Extracts from a graphics dataset:
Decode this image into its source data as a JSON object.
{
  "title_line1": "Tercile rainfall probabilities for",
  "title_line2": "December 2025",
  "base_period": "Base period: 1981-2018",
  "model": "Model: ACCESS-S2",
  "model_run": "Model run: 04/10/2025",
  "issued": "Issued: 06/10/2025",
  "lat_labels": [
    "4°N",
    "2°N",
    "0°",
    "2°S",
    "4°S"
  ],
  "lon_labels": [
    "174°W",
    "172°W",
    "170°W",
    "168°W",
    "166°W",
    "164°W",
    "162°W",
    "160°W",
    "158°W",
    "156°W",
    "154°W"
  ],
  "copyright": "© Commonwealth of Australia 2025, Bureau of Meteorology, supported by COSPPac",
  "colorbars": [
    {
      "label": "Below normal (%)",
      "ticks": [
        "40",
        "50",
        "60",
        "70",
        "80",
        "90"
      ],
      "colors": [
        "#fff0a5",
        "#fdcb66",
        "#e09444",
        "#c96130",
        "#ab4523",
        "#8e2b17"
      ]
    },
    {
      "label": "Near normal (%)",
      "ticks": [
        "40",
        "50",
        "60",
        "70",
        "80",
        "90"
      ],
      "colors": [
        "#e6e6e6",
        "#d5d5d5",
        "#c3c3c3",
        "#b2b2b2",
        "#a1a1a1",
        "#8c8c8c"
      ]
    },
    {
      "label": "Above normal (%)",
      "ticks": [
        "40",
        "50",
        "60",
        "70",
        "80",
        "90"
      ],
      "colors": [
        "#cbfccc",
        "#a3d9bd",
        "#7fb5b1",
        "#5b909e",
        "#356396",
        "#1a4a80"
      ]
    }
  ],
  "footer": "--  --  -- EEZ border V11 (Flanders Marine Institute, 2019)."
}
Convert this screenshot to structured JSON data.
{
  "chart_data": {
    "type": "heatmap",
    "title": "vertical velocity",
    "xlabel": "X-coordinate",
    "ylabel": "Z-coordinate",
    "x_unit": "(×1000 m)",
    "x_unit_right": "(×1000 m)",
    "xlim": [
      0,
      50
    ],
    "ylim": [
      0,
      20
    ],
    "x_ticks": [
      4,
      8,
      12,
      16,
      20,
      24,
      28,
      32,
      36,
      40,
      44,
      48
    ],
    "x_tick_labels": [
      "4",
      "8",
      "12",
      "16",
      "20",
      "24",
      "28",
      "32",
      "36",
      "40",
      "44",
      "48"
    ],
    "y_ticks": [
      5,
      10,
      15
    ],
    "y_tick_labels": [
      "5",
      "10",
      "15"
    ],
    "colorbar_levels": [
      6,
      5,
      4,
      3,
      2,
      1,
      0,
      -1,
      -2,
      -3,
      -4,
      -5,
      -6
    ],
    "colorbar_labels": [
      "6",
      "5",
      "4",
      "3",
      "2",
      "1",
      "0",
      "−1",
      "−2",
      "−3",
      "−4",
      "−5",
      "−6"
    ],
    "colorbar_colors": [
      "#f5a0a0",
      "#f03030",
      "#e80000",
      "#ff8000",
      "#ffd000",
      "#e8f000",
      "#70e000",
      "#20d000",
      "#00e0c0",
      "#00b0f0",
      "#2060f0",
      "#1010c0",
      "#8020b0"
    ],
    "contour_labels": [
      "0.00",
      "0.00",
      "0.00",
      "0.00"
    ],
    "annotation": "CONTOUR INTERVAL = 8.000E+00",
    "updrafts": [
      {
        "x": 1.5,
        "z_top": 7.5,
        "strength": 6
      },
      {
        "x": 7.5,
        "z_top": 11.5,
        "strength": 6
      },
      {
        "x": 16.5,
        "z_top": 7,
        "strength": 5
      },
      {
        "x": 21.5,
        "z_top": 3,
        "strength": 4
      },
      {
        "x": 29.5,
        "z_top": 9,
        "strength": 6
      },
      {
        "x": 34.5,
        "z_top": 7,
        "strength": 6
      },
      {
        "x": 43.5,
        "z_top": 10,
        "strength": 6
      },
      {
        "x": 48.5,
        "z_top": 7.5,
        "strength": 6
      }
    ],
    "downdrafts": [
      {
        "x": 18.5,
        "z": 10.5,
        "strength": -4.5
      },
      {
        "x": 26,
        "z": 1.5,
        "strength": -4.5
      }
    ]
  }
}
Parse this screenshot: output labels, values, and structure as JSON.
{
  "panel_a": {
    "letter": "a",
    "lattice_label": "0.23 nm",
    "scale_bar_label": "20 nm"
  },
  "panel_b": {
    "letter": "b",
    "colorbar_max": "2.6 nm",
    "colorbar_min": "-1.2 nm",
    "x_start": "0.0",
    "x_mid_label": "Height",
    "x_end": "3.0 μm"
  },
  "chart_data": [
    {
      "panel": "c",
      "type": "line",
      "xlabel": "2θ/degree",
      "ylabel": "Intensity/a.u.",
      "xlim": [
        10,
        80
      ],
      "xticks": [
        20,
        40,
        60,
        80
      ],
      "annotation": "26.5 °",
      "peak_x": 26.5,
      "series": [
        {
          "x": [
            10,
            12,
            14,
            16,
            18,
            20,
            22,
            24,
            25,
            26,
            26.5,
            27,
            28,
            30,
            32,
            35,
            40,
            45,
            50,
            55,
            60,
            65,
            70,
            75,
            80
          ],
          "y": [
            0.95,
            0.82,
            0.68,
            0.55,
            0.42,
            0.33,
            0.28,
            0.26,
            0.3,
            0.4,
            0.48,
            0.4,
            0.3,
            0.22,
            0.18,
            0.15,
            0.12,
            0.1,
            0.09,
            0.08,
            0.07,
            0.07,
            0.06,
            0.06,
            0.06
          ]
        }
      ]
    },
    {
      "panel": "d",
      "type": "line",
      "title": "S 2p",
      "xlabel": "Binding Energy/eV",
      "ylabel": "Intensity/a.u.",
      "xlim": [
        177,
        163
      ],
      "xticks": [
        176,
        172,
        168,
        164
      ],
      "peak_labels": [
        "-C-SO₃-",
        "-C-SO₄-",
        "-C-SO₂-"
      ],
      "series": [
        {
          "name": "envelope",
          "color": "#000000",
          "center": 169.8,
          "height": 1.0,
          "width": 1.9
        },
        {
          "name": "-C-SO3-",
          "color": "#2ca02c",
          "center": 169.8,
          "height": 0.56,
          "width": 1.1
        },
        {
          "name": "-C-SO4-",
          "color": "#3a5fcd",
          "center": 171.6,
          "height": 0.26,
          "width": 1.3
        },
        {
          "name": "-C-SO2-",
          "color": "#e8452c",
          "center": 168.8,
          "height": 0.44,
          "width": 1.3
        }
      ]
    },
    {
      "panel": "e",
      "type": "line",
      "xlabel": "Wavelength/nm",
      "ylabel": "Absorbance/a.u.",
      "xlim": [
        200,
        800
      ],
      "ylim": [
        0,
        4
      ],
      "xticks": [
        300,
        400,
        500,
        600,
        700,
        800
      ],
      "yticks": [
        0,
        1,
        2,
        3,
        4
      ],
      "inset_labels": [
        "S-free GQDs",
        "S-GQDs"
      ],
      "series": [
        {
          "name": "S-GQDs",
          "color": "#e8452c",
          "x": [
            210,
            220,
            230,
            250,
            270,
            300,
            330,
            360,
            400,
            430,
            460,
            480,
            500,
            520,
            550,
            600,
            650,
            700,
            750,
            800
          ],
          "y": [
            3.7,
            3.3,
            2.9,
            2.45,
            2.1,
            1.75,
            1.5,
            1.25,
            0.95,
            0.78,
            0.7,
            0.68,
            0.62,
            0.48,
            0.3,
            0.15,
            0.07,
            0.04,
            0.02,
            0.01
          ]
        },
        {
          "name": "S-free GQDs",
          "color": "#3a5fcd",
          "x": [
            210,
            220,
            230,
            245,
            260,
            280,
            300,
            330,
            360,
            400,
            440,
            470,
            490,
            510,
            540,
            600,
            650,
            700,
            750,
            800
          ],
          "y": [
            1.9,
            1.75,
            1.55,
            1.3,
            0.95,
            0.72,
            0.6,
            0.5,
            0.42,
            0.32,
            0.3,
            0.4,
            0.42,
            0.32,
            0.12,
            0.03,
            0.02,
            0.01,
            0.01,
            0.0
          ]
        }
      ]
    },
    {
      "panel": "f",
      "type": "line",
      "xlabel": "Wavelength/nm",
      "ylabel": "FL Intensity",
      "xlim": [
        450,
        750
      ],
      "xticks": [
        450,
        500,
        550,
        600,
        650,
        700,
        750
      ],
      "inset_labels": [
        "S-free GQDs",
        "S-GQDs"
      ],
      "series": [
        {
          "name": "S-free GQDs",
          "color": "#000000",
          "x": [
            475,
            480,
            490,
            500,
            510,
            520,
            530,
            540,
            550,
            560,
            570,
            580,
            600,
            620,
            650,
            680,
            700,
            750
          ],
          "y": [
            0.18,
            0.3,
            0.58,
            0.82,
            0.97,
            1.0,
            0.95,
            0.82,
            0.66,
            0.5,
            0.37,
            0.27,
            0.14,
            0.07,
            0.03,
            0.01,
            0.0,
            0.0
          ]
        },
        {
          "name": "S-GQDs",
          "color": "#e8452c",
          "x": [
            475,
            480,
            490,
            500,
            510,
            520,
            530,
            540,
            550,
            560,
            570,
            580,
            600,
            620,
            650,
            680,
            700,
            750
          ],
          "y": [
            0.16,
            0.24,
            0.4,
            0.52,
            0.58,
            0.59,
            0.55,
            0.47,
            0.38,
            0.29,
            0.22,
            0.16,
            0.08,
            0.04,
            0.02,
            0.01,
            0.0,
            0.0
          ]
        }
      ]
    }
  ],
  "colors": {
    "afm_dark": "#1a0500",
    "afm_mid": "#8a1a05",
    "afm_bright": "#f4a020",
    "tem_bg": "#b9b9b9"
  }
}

* [Set task]
Select the lines that carry the string "coordinate" and copy them.

* [Solution to the exercise]
    "xlabel": "X-coordinate",
    "ylabel": "Z-coordinate",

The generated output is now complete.